◆ Source records ◆
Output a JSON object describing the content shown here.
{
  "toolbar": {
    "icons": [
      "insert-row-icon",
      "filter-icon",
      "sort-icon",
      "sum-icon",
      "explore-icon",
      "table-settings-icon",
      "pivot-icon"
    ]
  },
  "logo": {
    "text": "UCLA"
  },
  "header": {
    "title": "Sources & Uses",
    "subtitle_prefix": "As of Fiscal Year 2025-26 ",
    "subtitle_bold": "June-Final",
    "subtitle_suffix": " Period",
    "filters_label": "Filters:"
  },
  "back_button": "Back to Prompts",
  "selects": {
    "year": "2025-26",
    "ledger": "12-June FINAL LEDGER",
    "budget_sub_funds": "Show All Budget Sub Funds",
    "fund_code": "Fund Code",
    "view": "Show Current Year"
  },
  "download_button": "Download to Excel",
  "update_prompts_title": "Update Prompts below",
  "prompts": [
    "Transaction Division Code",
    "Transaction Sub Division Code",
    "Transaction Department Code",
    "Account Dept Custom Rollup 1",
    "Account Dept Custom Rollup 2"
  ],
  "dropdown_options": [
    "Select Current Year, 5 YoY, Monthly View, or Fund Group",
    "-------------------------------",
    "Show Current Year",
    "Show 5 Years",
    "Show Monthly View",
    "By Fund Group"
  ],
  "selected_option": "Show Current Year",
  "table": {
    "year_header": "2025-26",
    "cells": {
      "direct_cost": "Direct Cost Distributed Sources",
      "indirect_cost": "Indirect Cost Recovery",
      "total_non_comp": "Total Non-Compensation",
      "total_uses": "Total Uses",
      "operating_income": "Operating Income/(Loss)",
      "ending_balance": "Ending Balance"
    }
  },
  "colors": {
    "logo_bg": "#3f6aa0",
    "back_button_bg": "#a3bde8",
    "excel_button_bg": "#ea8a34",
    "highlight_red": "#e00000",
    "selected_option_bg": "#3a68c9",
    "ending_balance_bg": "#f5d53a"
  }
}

◆ Problem statement ◆
Reproduce every line from the entries that holds the word "Monthly".

◆ Task response ◆
    "Select Current Year, 5 YoY, Monthly View, or Fund Group",
    "Show Monthly View",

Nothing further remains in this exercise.